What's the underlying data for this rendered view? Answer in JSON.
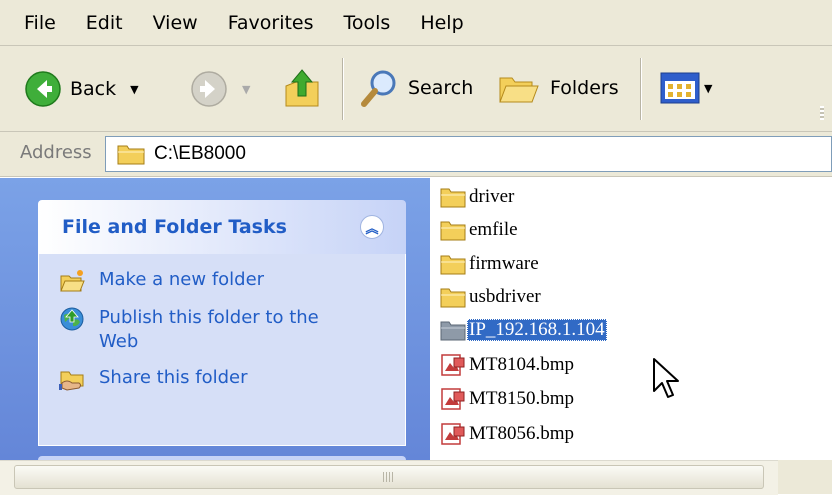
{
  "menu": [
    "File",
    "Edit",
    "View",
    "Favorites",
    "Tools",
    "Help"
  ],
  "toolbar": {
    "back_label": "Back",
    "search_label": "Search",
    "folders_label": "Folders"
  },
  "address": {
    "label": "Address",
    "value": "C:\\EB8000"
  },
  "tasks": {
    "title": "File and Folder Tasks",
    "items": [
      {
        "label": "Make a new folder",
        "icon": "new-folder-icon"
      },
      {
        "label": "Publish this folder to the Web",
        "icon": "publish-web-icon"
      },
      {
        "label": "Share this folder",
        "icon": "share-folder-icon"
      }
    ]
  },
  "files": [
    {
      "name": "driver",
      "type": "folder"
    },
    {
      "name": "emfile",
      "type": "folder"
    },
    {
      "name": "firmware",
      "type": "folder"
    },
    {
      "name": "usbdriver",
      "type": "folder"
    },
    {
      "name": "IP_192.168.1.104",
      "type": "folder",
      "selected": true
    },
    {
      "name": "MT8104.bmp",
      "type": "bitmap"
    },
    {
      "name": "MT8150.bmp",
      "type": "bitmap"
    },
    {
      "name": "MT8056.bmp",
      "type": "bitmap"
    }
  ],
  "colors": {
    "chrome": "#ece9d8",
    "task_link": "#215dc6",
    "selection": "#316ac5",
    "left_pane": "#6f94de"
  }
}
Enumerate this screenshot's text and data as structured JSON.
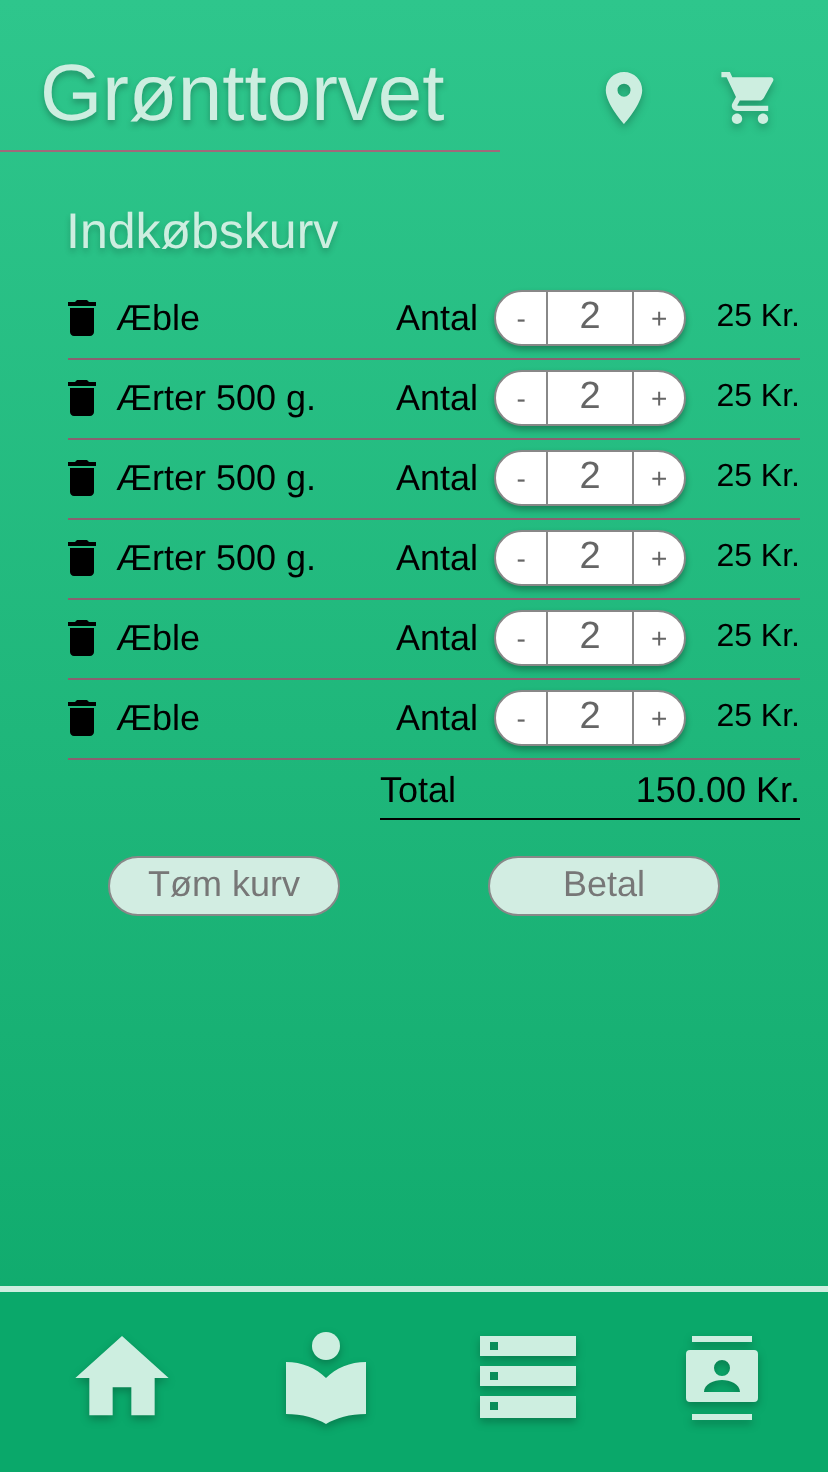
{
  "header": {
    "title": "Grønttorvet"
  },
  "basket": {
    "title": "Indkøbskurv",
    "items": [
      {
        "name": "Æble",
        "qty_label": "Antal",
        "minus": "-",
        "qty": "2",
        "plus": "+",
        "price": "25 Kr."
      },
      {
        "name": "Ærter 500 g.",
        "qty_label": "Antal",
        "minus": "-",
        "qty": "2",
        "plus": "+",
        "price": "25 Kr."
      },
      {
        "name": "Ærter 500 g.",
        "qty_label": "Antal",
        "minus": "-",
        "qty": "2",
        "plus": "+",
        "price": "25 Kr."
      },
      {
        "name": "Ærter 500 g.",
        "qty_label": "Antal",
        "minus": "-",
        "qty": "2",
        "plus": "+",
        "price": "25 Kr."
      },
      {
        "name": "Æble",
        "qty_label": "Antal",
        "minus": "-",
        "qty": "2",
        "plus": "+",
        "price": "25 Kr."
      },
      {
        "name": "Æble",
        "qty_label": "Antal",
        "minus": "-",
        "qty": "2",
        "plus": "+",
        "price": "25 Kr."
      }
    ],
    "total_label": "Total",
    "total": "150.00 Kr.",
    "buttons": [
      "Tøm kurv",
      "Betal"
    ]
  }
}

Task brief: Figure out how many lines of the data above include "JSON", then give the number and nothing more.

Response: 2